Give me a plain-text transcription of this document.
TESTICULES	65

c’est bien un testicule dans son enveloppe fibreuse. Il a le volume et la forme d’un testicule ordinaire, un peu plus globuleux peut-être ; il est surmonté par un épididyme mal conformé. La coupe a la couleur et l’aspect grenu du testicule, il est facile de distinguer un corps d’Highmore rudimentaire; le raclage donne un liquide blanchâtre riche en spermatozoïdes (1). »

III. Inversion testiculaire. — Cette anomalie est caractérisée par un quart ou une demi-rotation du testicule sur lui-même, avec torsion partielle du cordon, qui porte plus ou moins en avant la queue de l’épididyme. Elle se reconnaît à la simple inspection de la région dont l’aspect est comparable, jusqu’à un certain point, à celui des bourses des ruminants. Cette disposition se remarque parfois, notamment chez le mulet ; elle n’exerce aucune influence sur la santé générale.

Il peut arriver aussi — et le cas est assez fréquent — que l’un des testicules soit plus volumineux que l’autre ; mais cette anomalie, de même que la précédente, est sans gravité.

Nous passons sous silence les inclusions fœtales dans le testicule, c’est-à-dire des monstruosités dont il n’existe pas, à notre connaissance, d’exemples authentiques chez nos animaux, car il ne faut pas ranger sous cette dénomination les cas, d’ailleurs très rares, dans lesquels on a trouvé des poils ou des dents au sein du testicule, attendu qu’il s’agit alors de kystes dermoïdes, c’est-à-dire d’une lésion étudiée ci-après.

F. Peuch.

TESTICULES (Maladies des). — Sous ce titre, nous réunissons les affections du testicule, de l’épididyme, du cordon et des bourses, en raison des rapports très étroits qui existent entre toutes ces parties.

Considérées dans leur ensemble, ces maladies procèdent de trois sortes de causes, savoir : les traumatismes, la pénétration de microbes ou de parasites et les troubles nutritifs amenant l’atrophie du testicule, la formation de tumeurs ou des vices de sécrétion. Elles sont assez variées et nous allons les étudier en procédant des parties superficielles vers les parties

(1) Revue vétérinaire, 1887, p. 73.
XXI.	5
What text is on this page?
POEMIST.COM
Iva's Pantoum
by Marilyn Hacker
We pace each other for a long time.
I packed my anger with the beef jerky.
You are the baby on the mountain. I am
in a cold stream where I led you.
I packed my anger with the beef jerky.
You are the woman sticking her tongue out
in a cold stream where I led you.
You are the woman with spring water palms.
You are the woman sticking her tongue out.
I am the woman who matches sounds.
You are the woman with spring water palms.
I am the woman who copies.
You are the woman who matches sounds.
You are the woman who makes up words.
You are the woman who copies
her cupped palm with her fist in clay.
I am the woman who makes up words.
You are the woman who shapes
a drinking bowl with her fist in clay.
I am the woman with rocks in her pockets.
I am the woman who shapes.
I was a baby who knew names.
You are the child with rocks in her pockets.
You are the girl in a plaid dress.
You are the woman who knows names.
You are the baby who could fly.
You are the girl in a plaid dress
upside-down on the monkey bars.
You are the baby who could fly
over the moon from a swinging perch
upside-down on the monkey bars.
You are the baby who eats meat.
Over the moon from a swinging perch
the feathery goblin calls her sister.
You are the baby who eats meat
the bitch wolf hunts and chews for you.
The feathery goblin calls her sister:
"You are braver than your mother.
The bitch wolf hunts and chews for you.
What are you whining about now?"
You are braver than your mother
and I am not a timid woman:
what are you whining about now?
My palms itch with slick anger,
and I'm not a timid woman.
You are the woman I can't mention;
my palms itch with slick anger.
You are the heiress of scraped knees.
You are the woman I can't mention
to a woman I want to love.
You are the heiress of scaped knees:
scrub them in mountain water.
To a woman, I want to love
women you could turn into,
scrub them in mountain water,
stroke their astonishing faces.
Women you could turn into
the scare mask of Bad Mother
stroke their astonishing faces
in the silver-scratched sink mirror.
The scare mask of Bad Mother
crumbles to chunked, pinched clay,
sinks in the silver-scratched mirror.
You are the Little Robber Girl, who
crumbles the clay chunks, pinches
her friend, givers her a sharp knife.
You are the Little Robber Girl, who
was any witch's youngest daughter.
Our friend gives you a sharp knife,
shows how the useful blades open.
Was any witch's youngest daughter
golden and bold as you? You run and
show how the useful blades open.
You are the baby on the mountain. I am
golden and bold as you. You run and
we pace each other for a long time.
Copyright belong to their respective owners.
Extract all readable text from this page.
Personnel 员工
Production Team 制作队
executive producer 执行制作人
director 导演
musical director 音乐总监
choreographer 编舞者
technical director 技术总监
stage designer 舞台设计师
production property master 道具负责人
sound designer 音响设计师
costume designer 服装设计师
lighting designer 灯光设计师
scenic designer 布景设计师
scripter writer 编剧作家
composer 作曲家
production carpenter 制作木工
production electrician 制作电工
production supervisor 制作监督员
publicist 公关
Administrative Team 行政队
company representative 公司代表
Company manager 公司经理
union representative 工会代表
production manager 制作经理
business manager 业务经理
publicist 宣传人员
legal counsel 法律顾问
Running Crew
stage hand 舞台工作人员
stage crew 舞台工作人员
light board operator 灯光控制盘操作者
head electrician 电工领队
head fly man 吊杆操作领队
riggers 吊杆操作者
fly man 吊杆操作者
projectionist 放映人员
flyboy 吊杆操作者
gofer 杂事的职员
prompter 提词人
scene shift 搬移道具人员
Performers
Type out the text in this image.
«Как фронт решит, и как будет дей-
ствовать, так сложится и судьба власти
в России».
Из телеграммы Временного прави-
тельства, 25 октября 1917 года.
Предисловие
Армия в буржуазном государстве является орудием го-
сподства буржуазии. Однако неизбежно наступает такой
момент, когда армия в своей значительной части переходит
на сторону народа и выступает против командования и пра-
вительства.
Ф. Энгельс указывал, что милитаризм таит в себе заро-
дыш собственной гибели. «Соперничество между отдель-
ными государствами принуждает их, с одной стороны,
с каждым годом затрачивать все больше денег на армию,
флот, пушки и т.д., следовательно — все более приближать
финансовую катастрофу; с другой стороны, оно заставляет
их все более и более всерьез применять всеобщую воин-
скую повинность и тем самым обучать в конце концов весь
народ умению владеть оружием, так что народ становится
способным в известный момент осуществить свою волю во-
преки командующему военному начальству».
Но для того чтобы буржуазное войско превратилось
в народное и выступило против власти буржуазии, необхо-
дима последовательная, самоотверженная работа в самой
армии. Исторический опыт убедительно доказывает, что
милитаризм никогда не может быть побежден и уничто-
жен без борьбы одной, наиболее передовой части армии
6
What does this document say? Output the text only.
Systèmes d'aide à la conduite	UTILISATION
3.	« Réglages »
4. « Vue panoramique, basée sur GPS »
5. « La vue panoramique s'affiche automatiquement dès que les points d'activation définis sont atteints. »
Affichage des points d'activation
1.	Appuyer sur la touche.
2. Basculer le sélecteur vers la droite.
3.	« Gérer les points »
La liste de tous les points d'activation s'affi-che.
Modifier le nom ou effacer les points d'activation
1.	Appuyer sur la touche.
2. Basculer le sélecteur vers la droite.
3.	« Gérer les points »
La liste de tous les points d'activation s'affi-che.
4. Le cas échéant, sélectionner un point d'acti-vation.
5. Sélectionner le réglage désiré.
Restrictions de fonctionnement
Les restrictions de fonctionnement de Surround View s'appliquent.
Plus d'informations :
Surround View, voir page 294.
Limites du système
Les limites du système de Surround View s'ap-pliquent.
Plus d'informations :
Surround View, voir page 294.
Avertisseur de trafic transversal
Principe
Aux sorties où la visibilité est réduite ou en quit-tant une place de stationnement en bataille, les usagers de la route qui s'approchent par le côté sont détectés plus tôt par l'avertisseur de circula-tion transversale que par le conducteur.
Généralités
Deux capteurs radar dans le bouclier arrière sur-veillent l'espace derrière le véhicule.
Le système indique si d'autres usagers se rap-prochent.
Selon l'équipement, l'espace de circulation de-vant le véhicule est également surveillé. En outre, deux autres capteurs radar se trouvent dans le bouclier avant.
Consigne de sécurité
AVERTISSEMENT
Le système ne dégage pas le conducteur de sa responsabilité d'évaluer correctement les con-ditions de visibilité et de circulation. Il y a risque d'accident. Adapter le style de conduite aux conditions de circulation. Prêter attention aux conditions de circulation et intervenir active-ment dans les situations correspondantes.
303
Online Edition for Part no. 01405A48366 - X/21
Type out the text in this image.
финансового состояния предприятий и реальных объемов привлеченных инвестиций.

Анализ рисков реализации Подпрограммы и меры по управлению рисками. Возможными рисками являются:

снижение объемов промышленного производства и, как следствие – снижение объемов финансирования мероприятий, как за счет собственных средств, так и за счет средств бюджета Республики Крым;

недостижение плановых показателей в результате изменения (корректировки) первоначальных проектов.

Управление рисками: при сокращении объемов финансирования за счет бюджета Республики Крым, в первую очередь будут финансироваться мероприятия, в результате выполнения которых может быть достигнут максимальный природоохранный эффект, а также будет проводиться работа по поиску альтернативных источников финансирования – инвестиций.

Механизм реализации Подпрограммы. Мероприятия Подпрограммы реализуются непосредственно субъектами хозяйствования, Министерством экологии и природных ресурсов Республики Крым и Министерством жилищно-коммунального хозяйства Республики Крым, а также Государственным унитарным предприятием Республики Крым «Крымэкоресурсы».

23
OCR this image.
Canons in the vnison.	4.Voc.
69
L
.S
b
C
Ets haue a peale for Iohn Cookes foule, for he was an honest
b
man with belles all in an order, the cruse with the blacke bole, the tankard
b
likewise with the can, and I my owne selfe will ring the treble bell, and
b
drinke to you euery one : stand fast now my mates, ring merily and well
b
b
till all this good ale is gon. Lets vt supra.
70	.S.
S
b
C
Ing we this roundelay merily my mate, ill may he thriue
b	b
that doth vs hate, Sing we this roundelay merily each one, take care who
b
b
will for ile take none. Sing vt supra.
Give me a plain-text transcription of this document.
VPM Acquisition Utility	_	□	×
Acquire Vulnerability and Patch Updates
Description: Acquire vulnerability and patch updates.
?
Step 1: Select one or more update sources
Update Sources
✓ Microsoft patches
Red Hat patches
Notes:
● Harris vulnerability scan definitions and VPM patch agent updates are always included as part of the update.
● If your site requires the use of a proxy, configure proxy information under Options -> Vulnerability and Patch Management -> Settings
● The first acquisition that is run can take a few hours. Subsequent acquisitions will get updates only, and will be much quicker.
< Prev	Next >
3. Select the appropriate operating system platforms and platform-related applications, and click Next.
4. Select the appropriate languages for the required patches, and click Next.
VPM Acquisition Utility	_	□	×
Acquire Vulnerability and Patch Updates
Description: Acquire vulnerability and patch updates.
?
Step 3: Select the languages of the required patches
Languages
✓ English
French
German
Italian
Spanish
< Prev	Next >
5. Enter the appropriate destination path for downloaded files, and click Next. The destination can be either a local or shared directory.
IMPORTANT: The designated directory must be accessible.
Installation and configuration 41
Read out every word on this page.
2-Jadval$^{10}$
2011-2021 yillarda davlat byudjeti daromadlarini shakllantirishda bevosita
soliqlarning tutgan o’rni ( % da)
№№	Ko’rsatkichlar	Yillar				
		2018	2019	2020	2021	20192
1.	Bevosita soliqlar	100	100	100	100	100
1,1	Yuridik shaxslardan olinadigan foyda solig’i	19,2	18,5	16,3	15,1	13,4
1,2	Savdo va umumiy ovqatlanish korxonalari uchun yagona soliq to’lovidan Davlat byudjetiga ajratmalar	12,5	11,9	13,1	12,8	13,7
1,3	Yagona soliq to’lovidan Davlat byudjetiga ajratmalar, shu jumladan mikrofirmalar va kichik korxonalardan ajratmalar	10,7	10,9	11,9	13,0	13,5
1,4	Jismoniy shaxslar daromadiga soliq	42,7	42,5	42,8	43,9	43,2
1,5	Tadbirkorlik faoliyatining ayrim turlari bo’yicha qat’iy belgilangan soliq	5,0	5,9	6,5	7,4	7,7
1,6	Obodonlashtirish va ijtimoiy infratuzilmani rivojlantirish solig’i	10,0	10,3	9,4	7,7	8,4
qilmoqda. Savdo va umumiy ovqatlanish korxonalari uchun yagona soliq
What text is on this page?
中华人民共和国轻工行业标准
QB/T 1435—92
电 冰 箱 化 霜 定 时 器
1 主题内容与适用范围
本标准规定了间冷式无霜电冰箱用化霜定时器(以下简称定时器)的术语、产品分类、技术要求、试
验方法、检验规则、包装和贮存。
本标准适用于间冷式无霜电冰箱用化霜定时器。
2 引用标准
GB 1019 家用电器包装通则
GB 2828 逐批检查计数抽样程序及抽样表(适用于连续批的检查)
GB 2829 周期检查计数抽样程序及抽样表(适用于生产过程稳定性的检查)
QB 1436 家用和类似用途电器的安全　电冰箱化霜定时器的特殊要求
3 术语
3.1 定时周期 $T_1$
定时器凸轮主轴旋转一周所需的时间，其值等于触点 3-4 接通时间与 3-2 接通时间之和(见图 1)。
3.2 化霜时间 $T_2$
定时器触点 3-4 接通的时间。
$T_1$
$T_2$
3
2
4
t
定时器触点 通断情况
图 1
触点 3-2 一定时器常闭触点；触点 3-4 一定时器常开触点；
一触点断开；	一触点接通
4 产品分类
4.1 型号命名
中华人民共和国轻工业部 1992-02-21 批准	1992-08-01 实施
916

EXERCISE REQUIREMENTS – Identify the lines above that contain the word "très", then copy them.

OUTPUT FOR THIS EXERCISE –
Nous passons sous silence les inclusions fœtales dans le testicule, c’est-à-dire des monstruosités dont il n’existe pas, à notre connaissance, d’exemples authentiques chez nos animaux, car il ne faut pas ranger sous cette dénomination les cas, d’ailleurs très rares, dans lesquels on a trouvé des poils ou des dents au sein du testicule, attendu qu’il s’agit alors de kystes dermoïdes, c’est-à-dire d’une lésion étudiée ci-après.
TESTICULES (Maladies des). — Sous ce titre, nous réunissons les affections du testicule, de l’épididyme, du cordon et des bourses, en raison des rapports très étroits qui existent entre toutes ces parties.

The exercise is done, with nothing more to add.